(What to produce): Show every line in the records below that contains the word "JSON".

** START Exercise input **

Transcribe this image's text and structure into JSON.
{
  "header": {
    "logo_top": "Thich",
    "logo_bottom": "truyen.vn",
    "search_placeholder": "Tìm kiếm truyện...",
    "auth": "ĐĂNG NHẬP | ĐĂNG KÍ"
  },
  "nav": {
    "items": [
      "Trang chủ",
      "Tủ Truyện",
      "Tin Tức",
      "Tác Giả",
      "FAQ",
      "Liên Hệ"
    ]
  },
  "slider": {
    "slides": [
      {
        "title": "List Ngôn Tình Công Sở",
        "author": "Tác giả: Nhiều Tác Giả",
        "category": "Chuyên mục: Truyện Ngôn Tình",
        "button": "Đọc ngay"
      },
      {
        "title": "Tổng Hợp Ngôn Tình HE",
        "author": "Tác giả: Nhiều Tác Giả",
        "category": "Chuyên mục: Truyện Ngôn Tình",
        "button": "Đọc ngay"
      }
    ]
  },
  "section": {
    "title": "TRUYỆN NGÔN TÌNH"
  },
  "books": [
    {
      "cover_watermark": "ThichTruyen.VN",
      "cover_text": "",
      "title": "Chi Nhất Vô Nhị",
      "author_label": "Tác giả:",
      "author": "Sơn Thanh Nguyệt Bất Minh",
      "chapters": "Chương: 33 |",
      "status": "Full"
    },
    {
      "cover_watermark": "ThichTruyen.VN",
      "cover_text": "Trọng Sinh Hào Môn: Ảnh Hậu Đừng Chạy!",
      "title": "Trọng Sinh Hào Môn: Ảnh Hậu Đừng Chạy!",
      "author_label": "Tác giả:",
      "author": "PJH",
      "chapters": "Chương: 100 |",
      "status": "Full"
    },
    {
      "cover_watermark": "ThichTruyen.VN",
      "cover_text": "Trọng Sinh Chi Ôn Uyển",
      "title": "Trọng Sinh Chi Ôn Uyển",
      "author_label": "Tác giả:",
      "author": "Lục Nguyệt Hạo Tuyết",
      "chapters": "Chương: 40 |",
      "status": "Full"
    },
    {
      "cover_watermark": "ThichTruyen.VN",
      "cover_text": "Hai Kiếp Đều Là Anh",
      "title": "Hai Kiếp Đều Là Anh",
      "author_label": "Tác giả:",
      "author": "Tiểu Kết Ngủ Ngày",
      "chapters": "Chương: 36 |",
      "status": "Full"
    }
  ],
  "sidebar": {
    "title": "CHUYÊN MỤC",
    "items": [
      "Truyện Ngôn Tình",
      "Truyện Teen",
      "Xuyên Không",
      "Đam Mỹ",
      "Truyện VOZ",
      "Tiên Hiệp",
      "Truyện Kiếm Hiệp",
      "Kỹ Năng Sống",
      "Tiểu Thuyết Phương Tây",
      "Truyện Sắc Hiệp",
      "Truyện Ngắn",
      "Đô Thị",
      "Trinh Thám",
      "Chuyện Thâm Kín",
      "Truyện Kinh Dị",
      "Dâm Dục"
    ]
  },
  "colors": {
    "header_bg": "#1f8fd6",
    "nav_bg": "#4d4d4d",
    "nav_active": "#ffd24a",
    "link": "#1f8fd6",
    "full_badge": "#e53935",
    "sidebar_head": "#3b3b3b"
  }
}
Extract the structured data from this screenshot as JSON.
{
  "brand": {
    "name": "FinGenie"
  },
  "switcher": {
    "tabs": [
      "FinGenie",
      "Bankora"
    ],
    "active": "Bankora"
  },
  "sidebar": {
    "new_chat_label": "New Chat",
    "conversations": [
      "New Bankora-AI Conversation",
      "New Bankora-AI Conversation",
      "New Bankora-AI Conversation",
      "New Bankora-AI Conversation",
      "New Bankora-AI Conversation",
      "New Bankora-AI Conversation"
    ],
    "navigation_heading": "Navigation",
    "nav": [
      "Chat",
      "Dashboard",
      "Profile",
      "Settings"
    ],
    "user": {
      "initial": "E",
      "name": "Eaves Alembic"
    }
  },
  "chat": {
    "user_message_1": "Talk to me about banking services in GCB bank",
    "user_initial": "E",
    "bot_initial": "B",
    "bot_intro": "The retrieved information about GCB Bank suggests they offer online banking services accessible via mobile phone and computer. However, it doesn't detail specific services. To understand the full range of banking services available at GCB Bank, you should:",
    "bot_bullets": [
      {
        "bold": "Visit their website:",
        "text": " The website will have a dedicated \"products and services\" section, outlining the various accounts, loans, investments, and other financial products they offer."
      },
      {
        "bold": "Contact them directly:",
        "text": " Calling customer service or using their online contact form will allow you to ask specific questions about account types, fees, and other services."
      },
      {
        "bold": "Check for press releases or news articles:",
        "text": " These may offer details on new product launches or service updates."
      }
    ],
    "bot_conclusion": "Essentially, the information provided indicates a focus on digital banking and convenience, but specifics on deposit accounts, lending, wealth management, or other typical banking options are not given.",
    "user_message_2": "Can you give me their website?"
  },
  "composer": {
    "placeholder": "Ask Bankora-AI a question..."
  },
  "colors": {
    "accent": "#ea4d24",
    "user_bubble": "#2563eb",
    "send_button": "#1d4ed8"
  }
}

** END Exercise input **
** START Exercise input **

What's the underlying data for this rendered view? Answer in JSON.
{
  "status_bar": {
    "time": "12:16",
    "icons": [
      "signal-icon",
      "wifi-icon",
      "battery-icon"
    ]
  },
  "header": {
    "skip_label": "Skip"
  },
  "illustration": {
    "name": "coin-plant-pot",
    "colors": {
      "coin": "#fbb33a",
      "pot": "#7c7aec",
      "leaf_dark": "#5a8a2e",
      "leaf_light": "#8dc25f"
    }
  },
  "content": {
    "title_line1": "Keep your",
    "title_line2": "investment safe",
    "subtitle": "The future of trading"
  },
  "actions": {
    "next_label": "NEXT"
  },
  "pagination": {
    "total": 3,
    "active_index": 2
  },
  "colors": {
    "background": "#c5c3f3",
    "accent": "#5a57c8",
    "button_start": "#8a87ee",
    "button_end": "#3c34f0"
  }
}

** END Exercise input **

(Written solution):
Transcribe this image's text and structure into JSON.
Extract the structured data from this screenshot as JSON.
What's the underlying data for this rendered view? Answer in JSON.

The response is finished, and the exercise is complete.